Below is a block of records; reproduce all of them exactly and leave out any pictures.

--- Records for the task ---

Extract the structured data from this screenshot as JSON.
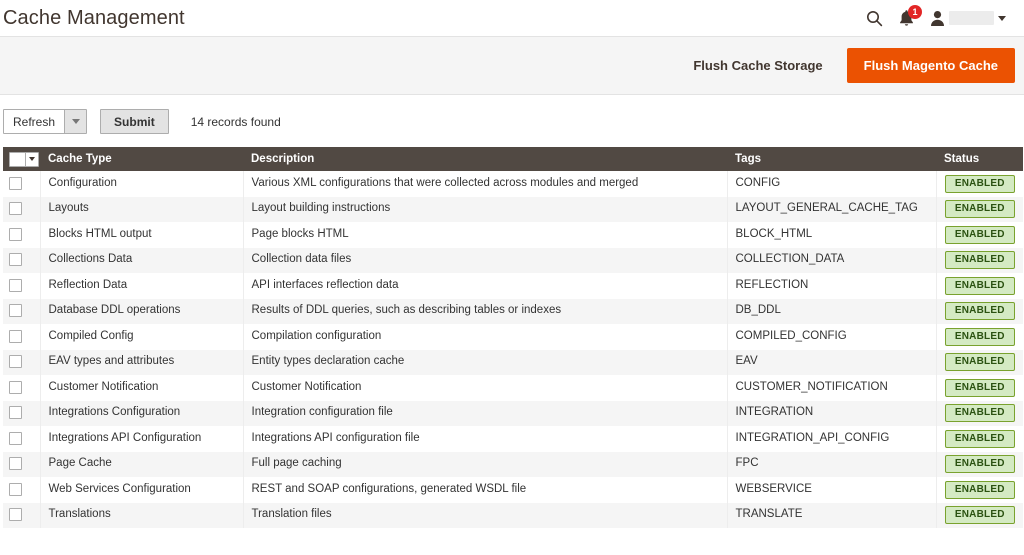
{
  "header": {
    "title": "Cache Management",
    "search_icon": "search-icon",
    "notifications_icon": "bell-icon",
    "notifications_count": "1",
    "user_icon": "user-icon",
    "user_name": "",
    "user_caret_icon": "chevron-down-icon"
  },
  "page_actions": {
    "flush_cache_storage_label": "Flush Cache Storage",
    "flush_magento_cache_label": "Flush Magento Cache",
    "primary_color": "#eb5202"
  },
  "toolbar": {
    "mass_action_selected": "Refresh",
    "mass_action_caret_icon": "chevron-down-icon",
    "submit_label": "Submit",
    "records_found": "14 records found"
  },
  "grid": {
    "select_all_icon": "checkbox-dropdown-icon",
    "columns": [
      {
        "key": "check",
        "label": ""
      },
      {
        "key": "type",
        "label": "Cache Type"
      },
      {
        "key": "desc",
        "label": "Description"
      },
      {
        "key": "tags",
        "label": "Tags"
      },
      {
        "key": "status",
        "label": "Status"
      }
    ],
    "rows": [
      {
        "type": "Configuration",
        "desc": "Various XML configurations that were collected across modules and merged",
        "tags": "CONFIG",
        "status": "ENABLED"
      },
      {
        "type": "Layouts",
        "desc": "Layout building instructions",
        "tags": "LAYOUT_GENERAL_CACHE_TAG",
        "status": "ENABLED"
      },
      {
        "type": "Blocks HTML output",
        "desc": "Page blocks HTML",
        "tags": "BLOCK_HTML",
        "status": "ENABLED"
      },
      {
        "type": "Collections Data",
        "desc": "Collection data files",
        "tags": "COLLECTION_DATA",
        "status": "ENABLED"
      },
      {
        "type": "Reflection Data",
        "desc": "API interfaces reflection data",
        "tags": "REFLECTION",
        "status": "ENABLED"
      },
      {
        "type": "Database DDL operations",
        "desc": "Results of DDL queries, such as describing tables or indexes",
        "tags": "DB_DDL",
        "status": "ENABLED"
      },
      {
        "type": "Compiled Config",
        "desc": "Compilation configuration",
        "tags": "COMPILED_CONFIG",
        "status": "ENABLED"
      },
      {
        "type": "EAV types and attributes",
        "desc": "Entity types declaration cache",
        "tags": "EAV",
        "status": "ENABLED"
      },
      {
        "type": "Customer Notification",
        "desc": "Customer Notification",
        "tags": "CUSTOMER_NOTIFICATION",
        "status": "ENABLED"
      },
      {
        "type": "Integrations Configuration",
        "desc": "Integration configuration file",
        "tags": "INTEGRATION",
        "status": "ENABLED"
      },
      {
        "type": "Integrations API Configuration",
        "desc": "Integrations API configuration file",
        "tags": "INTEGRATION_API_CONFIG",
        "status": "ENABLED"
      },
      {
        "type": "Page Cache",
        "desc": "Full page caching",
        "tags": "FPC",
        "status": "ENABLED"
      },
      {
        "type": "Web Services Configuration",
        "desc": "REST and SOAP configurations, generated WSDL file",
        "tags": "WEBSERVICE",
        "status": "ENABLED"
      },
      {
        "type": "Translations",
        "desc": "Translation files",
        "tags": "TRANSLATE",
        "status": "ENABLED"
      }
    ]
  },
  "colors": {
    "header_row_bg": "#514943",
    "badge_bg": "#d4eac3",
    "badge_border": "#79a22e",
    "badge_text": "#2b5211",
    "accent": "#eb5202",
    "notification_badge": "#e22626"
  }
}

---

In response:
Extract the structured data from this screenshot as JSON.
{
  "header": {
    "title": "Cache Management",
    "search_icon": "search-icon",
    "notifications_icon": "bell-icon",
    "notifications_count": "1",
    "user_icon": "user-icon",
    "user_name": "",
    "user_caret_icon": "chevron-down-icon"
  },
  "page_actions": {
    "flush_cache_storage_label": "Flush Cache Storage",
    "flush_magento_cache_label": "Flush Magento Cache",
    "primary_color": "#eb5202"
  },
  "toolbar": {
    "mass_action_selected": "Refresh",
    "mass_action_caret_icon": "chevron-down-icon",
    "submit_label": "Submit",
    "records_found": "14 records found"
  },
  "grid": {
    "select_all_icon": "checkbox-dropdown-icon",
    "columns": [
      {
        "key": "check",
        "label": ""
      },
      {
        "key": "type",
        "label": "Cache Type"
      },
      {
        "key": "desc",
        "label": "Description"
      },
      {
        "key": "tags",
        "label": "Tags"
      },
      {
        "key": "status",
        "label": "Status"
      }
    ],
    "rows": [
      {
        "type": "Configuration",
        "desc": "Various XML configurations that were collected across modules and merged",
        "tags": "CONFIG",
        "status": "ENABLED"
      },
      {
        "type": "Layouts",
        "desc": "Layout building instructions",
        "tags": "LAYOUT_GENERAL_CACHE_TAG",
        "status": "ENABLED"
      },
      {
        "type": "Blocks HTML output",
        "desc": "Page blocks HTML",
        "tags": "BLOCK_HTML",
        "status": "ENABLED"
      },
      {
        "type": "Collections Data",
        "desc": "Collection data files",
        "tags": "COLLECTION_DATA",
        "status": "ENABLED"
      },
      {
        "type": "Reflection Data",
        "desc": "API interfaces reflection data",
        "tags": "REFLECTION",
        "status": "ENABLED"
      },
      {
        "type": "Database DDL operations",
        "desc": "Results of DDL queries, such as describing tables or indexes",
        "tags": "DB_DDL",
        "status": "ENABLED"
      },
      {
        "type": "Compiled Config",
        "desc": "Compilation configuration",
        "tags": "COMPILED_CONFIG",
        "status": "ENABLED"
      },
      {
        "type": "EAV types and attributes",
        "desc": "Entity types declaration cache",
        "tags": "EAV",
        "status": "ENABLED"
      },
      {
        "type": "Customer Notification",
        "desc": "Customer Notification",
        "tags": "CUSTOMER_NOTIFICATION",
        "status": "ENABLED"
      },
      {
        "type": "Integrations Configuration",
        "desc": "Integration configuration file",
        "tags": "INTEGRATION",
        "status": "ENABLED"
      },
      {
        "type": "Integrations API Configuration",
        "desc": "Integrations API configuration file",
        "tags": "INTEGRATION_API_CONFIG",
        "status": "ENABLED"
      },
      {
        "type": "Page Cache",
        "desc": "Full page caching",
        "tags": "FPC",
        "status": "ENABLED"
      },
      {
        "type": "Web Services Configuration",
        "desc": "REST and SOAP configurations, generated WSDL file",
        "tags": "WEBSERVICE",
        "status": "ENABLED"
      },
      {
        "type": "Translations",
        "desc": "Translation files",
        "tags": "TRANSLATE",
        "status": "ENABLED"
      }
    ]
  },
  "colors": {
    "header_row_bg": "#514943",
    "badge_bg": "#d4eac3",
    "badge_border": "#79a22e",
    "badge_text": "#2b5211",
    "accent": "#eb5202",
    "notification_badge": "#e22626"
  }
}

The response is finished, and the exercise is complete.